**CHALLENGE:** Copy the records from the line with "annotation: 134 тыс.: [94, 91, 165, 110]" to the line with "x-tick-label: май: [204, 306, 236, 325]". Switch "annotation" to "note" and leave everything else unchanged.

(Element and box listings)
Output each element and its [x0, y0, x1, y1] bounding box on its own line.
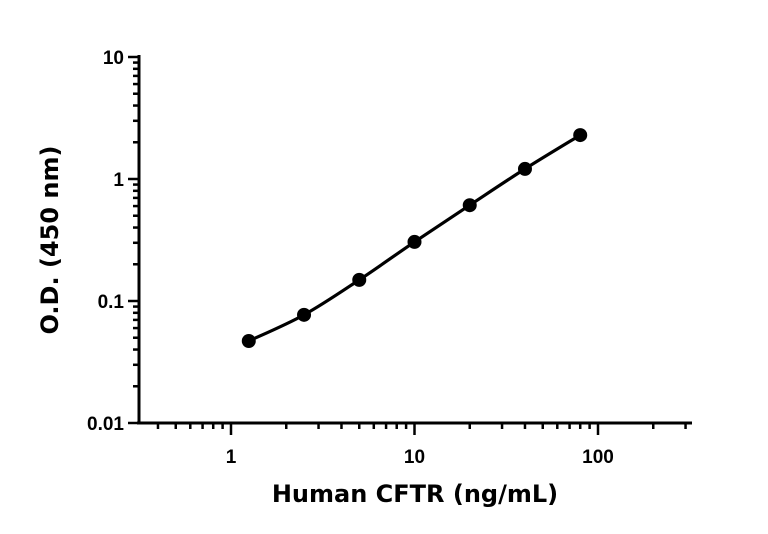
y-tick-label: 10 [103, 48, 124, 69]
data-point-marker [517, 161, 532, 176]
x-axis-ticks [156, 423, 687, 435]
y-tick-label: 0.01 [87, 414, 124, 435]
data-point-marker [352, 272, 367, 287]
y-axis-tick-labels: 0.01 0.1 1 10 [87, 48, 124, 435]
x-tick-label: 100 [582, 447, 614, 468]
x-tick-label: 10 [404, 447, 425, 468]
y-tick-label: 1 [113, 170, 124, 191]
data-point-marker [573, 128, 588, 143]
data-point-marker [407, 234, 422, 249]
x-tick-label: 1 [226, 447, 237, 468]
x-axis-tick-labels: 1 10 100 [226, 447, 614, 468]
data-point-marker [462, 198, 477, 213]
y-axis-ticks [128, 55, 139, 425]
data-point-marker [241, 334, 256, 349]
x-axis-title: Human CFTR (ng/mL) [272, 480, 558, 508]
data-point-marker [297, 307, 312, 322]
y-tick-label: 0.1 [98, 292, 125, 313]
y-axis-title: O.D. (450 nm) [36, 146, 64, 335]
data-points [241, 128, 588, 349]
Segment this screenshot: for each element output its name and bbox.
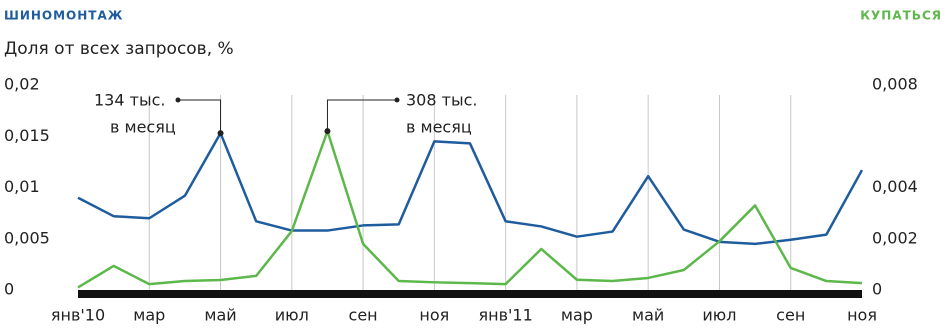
annotation: 134 тыс.: [94, 91, 165, 110]
x-tick-label: сен: [776, 306, 805, 325]
callout-dot: [175, 97, 181, 103]
annotation: 308 тыс.: [406, 91, 477, 110]
y2-tick-label: 0,004: [872, 177, 918, 196]
callout-line: [178, 99, 222, 134]
annotation: в месяц: [110, 118, 176, 137]
y2-tick-label: 0: [872, 280, 882, 299]
annotation: в месяц: [406, 118, 472, 137]
series-label: ШИНОМОНТАЖ: [4, 9, 123, 23]
x-tick-label: май: [204, 306, 236, 325]
y-tick-label: 0: [4, 280, 14, 299]
x-tick-label: сен: [349, 306, 378, 325]
x-tick-label: мар: [561, 306, 593, 325]
callout-dot: [324, 128, 331, 135]
x-tick-label: янв'10: [51, 306, 105, 325]
x-tick-label: июл: [275, 306, 309, 325]
y-tick-label: 0,015: [4, 126, 50, 145]
y2-tick-label: 0,002: [872, 228, 918, 247]
line-series: [77, 131, 864, 246]
x-tick-label: мар: [133, 306, 165, 325]
x-tick-label: ноя: [847, 306, 877, 325]
series-label: КУПАТЬСЯ: [860, 9, 942, 23]
y-tick-label: 0,02: [4, 75, 40, 94]
subtitle: Доля от всех запросов, %: [4, 39, 234, 59]
y-tick-label: 0,01: [4, 177, 40, 196]
callout-line: [326, 99, 397, 132]
x-tick-label: май: [632, 306, 664, 325]
y2-tick-label: 0,008: [872, 75, 918, 94]
x-tick-label: янв'11: [478, 306, 532, 325]
x-tick-label: ноя: [419, 306, 449, 325]
callout-dot: [217, 130, 224, 137]
x-tick-label: июл: [702, 306, 736, 325]
callout-dot: [394, 97, 400, 103]
line-series: [77, 129, 863, 289]
baseline-bar: [78, 290, 862, 298]
y-tick-label: 0,005: [4, 228, 50, 247]
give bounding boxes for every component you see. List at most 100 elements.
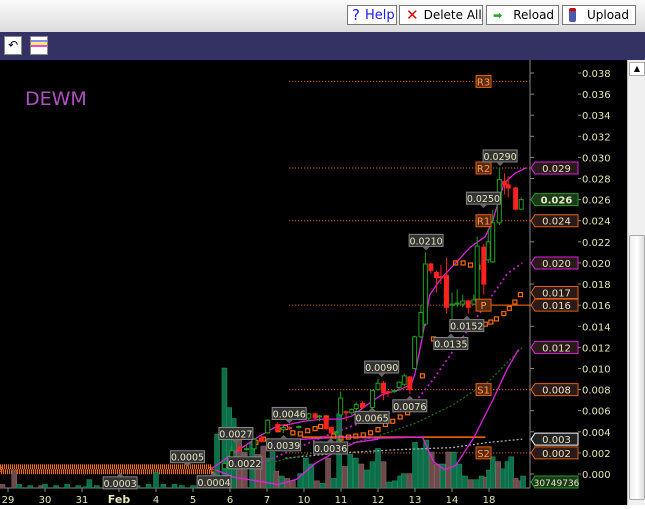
callout-text: 0.0290: [483, 152, 516, 163]
candle-body: [287, 427, 293, 430]
scroll-thumb[interactable]: [629, 235, 645, 500]
x-tick-label: 13: [409, 495, 422, 505]
volume-bar: [473, 479, 479, 489]
volume-bar: [353, 457, 359, 489]
callout-pointer: [496, 161, 505, 166]
callout-pointer: [479, 204, 488, 209]
vertical-scrollbar[interactable]: ▲: [627, 60, 645, 505]
pivot-badge: [475, 446, 492, 460]
x-tick-label: 14: [446, 495, 459, 505]
question-icon: ?: [352, 6, 360, 24]
x-tick-label: 29: [2, 495, 15, 505]
volume-bar: [190, 485, 196, 489]
volume-bar: [380, 461, 387, 489]
chart-area[interactable]: DEWM 0.000 0.002 0.004 0.006 0.008 0.010 0.012…: [0, 60, 627, 506]
volume-bar: [11, 469, 18, 489]
y-tick-label: 0.016: [582, 301, 611, 312]
callout-pointer: [279, 434, 288, 439]
price-tag-text: 0.026: [541, 196, 573, 207]
candle-body: [518, 199, 524, 210]
undo-icon[interactable]: ↶: [4, 36, 22, 55]
x-tick-label: 12: [372, 495, 385, 505]
sar-dot: [390, 418, 396, 424]
candle-body: [359, 402, 365, 409]
x-tick-label: 11: [335, 495, 348, 505]
callout-text: 0.0046: [273, 409, 306, 420]
price-tag: [530, 446, 579, 460]
candle-body: [381, 382, 387, 394]
arrow-right-icon: ➡: [493, 8, 503, 22]
callout-text: 0.0090: [365, 363, 398, 374]
candle-body: [502, 181, 508, 186]
volume-bar: [53, 485, 59, 489]
sar-dot: [467, 262, 474, 268]
candle-body: [465, 300, 471, 308]
volume-bar: [27, 485, 33, 489]
candle-body: [258, 437, 264, 442]
sar-dot: [419, 373, 425, 379]
y-tick-label: 0.010: [582, 364, 611, 375]
sar-dot: [297, 431, 303, 437]
volume-bar: [406, 473, 413, 489]
chart-toolbar: ↶: [0, 32, 645, 60]
price-tag: [530, 298, 579, 312]
price-tag: [530, 214, 579, 228]
pivot-label: R1: [477, 217, 490, 228]
price-tag-text: 0.003: [542, 435, 571, 446]
volume-bar: [375, 448, 381, 489]
candle-body: [460, 300, 466, 305]
price-tag-text: 0.017: [542, 288, 571, 299]
callout-pointer: [405, 395, 414, 400]
volume-bar: [242, 451, 248, 489]
volume-bar: [42, 484, 48, 489]
x-tick-label: 30: [39, 495, 52, 505]
delete-all-button[interactable]: ✕ Delete All: [399, 5, 483, 25]
candle-body: [244, 448, 250, 451]
help-button[interactable]: ? Help: [347, 5, 397, 25]
volume-bar: [440, 463, 446, 489]
callout-text: 0.0152: [450, 322, 483, 333]
volume-bar: [160, 484, 167, 489]
candle-body: [438, 276, 444, 279]
candle-body: [338, 397, 344, 416]
volume-bar: [445, 451, 452, 489]
candle-body: [401, 375, 407, 385]
callout-text: 0.0005: [171, 453, 204, 464]
candle-body: [353, 403, 359, 410]
y-tick-label: 0.024: [582, 217, 611, 228]
pivot-label: R3: [477, 77, 490, 88]
candle-body: [428, 263, 434, 271]
candle-body: [433, 271, 439, 279]
volume-bar: [347, 454, 353, 489]
candle-body: [275, 423, 281, 432]
callout-text: 0.0003: [103, 479, 136, 490]
volume-bar: [401, 473, 407, 489]
candle-body: [443, 275, 449, 308]
y-tick-label: 0.008: [582, 386, 611, 397]
candle-body: [317, 415, 323, 418]
candle-body: [418, 312, 424, 338]
indicator-settings-icon[interactable]: [30, 36, 48, 55]
volume-bar: [428, 451, 435, 489]
reload-button[interactable]: ➡ Reload: [486, 5, 559, 25]
y-tick-label: 0.020: [582, 259, 611, 270]
pivot-label: R2: [477, 164, 490, 175]
scroll-up-icon[interactable]: ▲: [629, 62, 645, 76]
y-tick-label: 0.028: [582, 175, 611, 186]
candle-body: [349, 409, 355, 414]
pivot-label: S1: [477, 386, 490, 397]
candle-body: [422, 263, 428, 325]
flat-price-line: [0, 464, 214, 475]
sar-dot: [345, 434, 351, 440]
y-tick-label: 0.034: [582, 111, 611, 122]
price-tag: [530, 161, 579, 175]
pivot-label: S2: [477, 449, 490, 460]
volume-bar: [462, 475, 468, 489]
y-tick-label: 0.004: [582, 428, 611, 439]
callout-pointer: [326, 438, 335, 443]
sar-dot: [360, 432, 366, 438]
upload-button[interactable]: Upload: [562, 5, 636, 25]
volume-bar: [456, 463, 463, 489]
callout-text: 0.0250: [467, 194, 500, 205]
price-tag-text: 0.012: [542, 343, 571, 354]
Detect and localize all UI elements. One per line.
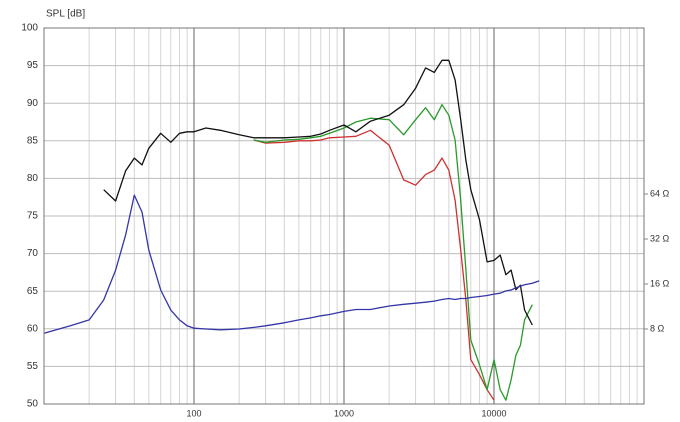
y-tick-label: 55	[27, 361, 39, 372]
y-tick-label: 75	[27, 211, 39, 222]
y-tick-label: 90	[27, 98, 39, 109]
y-tick-label: 65	[27, 286, 39, 297]
y2-tick-label: 8 Ω	[650, 323, 665, 333]
series-line	[253, 104, 533, 401]
y-tick-label: 70	[27, 248, 39, 259]
y-tick-label: 60	[27, 323, 39, 334]
y-tick-label: 85	[27, 135, 39, 146]
y2-tick-label: 64 Ω	[650, 188, 670, 198]
x-tick-label: 1000	[334, 408, 354, 418]
y-tick-label: 50	[27, 399, 39, 410]
x-tick-label: 100	[186, 408, 201, 418]
y-tick-label: 80	[27, 173, 39, 184]
y-tick-label: 95	[27, 60, 39, 71]
y2-tick-label: 16 Ω	[650, 278, 670, 288]
y-axis-label: SPL [dB]	[46, 9, 85, 20]
series-line	[253, 129, 495, 401]
y-tick-label: 100	[21, 23, 38, 34]
plot-border	[43, 27, 645, 405]
y2-tick-label: 32 Ω	[650, 233, 670, 243]
series-line	[43, 194, 540, 334]
series-line	[103, 59, 533, 326]
x-tick-label: 10000	[481, 408, 506, 418]
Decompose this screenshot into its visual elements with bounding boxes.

**EXERCISE ANSWER:**
note: 134 тыс.: [94, 91, 165, 110]
x-tick-label: сен: [776, 306, 805, 325]
callout-dot: [175, 97, 181, 103]
note: 308 тыс.: [406, 91, 477, 110]
y2-tick-label: 0,004: [872, 177, 918, 196]
callout-line: [178, 99, 222, 134]
note: в месяц: [110, 118, 176, 137]
y2-tick-label: 0: [872, 280, 882, 299]
note: в месяц: [406, 118, 472, 137]
series-label: ШИНОМОНТАЖ: [4, 9, 123, 23]
x-tick-label: май: [204, 306, 236, 325]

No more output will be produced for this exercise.